Print the listing as it stands, omitting all images.
--- Start Dataset rows ---
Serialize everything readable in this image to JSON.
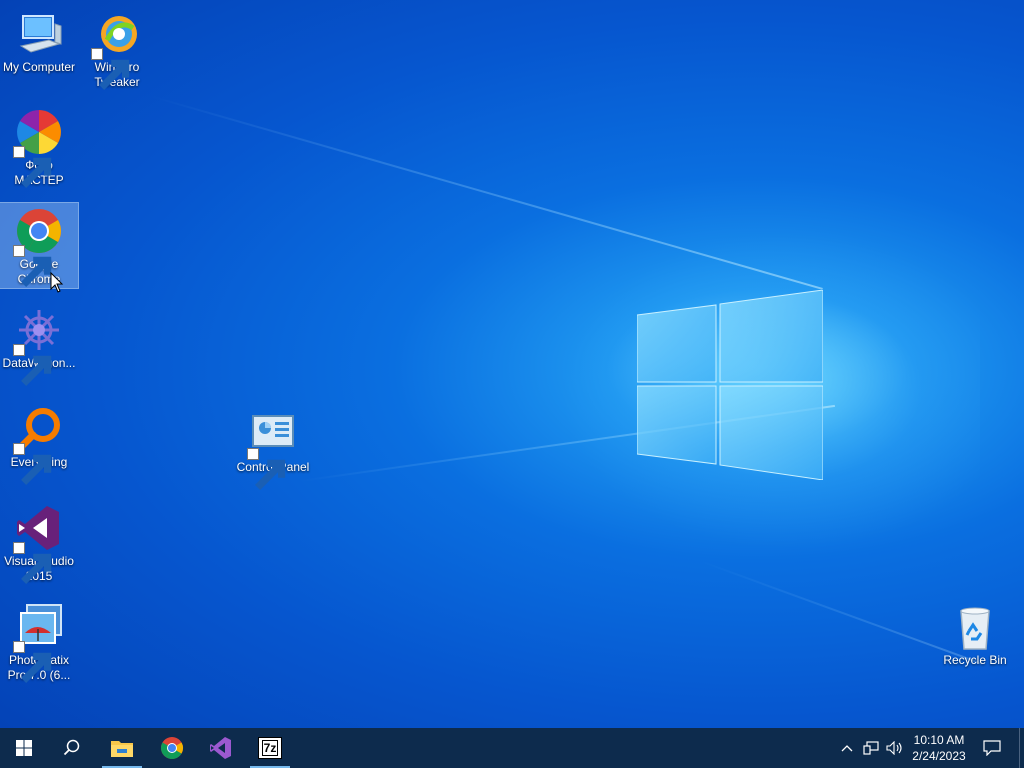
{
  "desktop": {
    "icons": [
      {
        "label_line1": "My Computer",
        "label_line2": ""
      },
      {
        "label_line1": "Winaero",
        "label_line2": "Tweaker"
      },
      {
        "label_line1": "Фото",
        "label_line2": "МАСТЕР"
      },
      {
        "label_line1": "Google",
        "label_line2": "Chrome"
      },
      {
        "label_line1": "DataWagon...",
        "label_line2": ""
      },
      {
        "label_line1": "Everything",
        "label_line2": ""
      },
      {
        "label_line1": "Control Panel",
        "label_line2": ""
      },
      {
        "label_line1": "Visual Studio",
        "label_line2": "2015"
      },
      {
        "label_line1": "Photomatix",
        "label_line2": "Pro 7.0 (6..."
      },
      {
        "label_line1": "Recycle Bin",
        "label_line2": ""
      }
    ],
    "selected_icon": "Google Chrome"
  },
  "taskbar": {
    "pinned": [
      {
        "icon": "windows-start-icon"
      },
      {
        "icon": "search-icon"
      },
      {
        "icon": "file-explorer-icon"
      },
      {
        "icon": "chrome-icon"
      },
      {
        "icon": "visual-studio-icon"
      },
      {
        "icon": "7zip-icon",
        "label": "7z"
      }
    ],
    "tray": {
      "icons": [
        "chevron-up-icon",
        "network-icon",
        "volume-icon"
      ],
      "time": "10:10 AM",
      "date": "2/24/2023"
    }
  },
  "colors": {
    "taskbar_bg": "#0d2b4d",
    "desktop_blue": "#0656cf",
    "active_indicator": "#76b9ed"
  }
}
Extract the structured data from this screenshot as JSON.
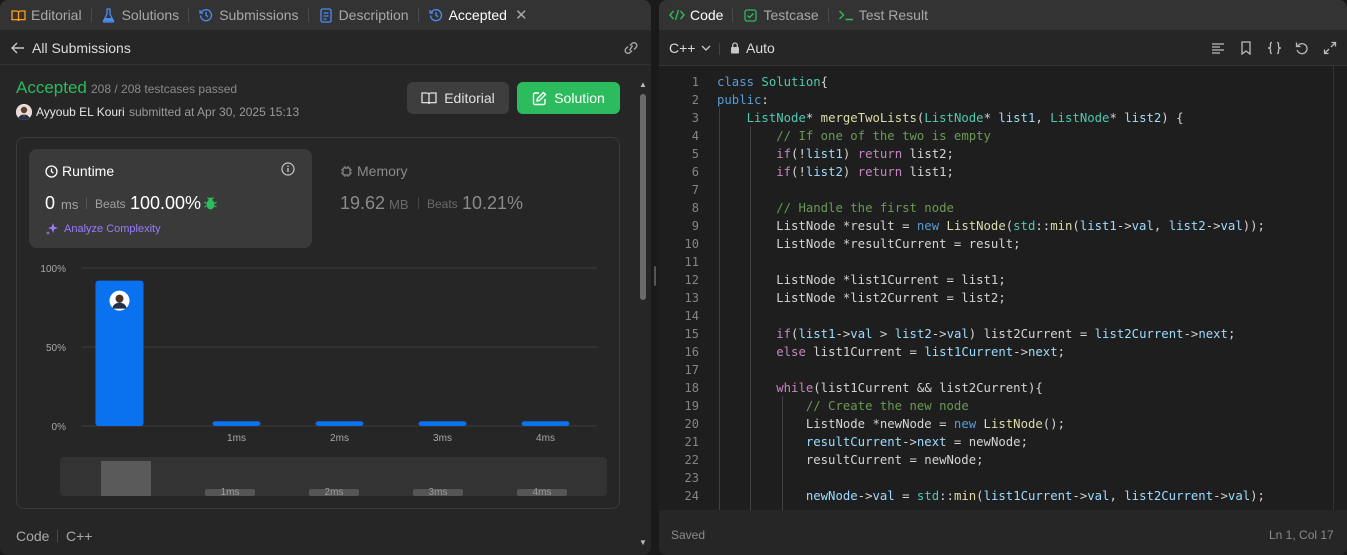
--- End Dataset rows ---
Output for this task:
Serialize everything readable in this image to JSON.
{
  "desktop": {
    "icons": [
      {
        "label_line1": "My Computer",
        "label_line2": ""
      },
      {
        "label_line1": "Winaero",
        "label_line2": "Tweaker"
      },
      {
        "label_line1": "Фото",
        "label_line2": "МАСТЕР"
      },
      {
        "label_line1": "Google",
        "label_line2": "Chrome"
      },
      {
        "label_line1": "DataWagon...",
        "label_line2": ""
      },
      {
        "label_line1": "Everything",
        "label_line2": ""
      },
      {
        "label_line1": "Control Panel",
        "label_line2": ""
      },
      {
        "label_line1": "Visual Studio",
        "label_line2": "2015"
      },
      {
        "label_line1": "Photomatix",
        "label_line2": "Pro 7.0 (6..."
      },
      {
        "label_line1": "Recycle Bin",
        "label_line2": ""
      }
    ],
    "selected_icon": "Google Chrome"
  },
  "taskbar": {
    "pinned": [
      {
        "icon": "windows-start-icon"
      },
      {
        "icon": "search-icon"
      },
      {
        "icon": "file-explorer-icon"
      },
      {
        "icon": "chrome-icon"
      },
      {
        "icon": "visual-studio-icon"
      },
      {
        "icon": "7zip-icon",
        "label": "7z"
      }
    ],
    "tray": {
      "icons": [
        "chevron-up-icon",
        "network-icon",
        "volume-icon"
      ],
      "time": "10:10 AM",
      "date": "2/24/2023"
    }
  },
  "colors": {
    "taskbar_bg": "#0d2b4d",
    "desktop_blue": "#0656cf",
    "active_indicator": "#76b9ed"
  }
}
Extract the structured data from this screenshot as JSON.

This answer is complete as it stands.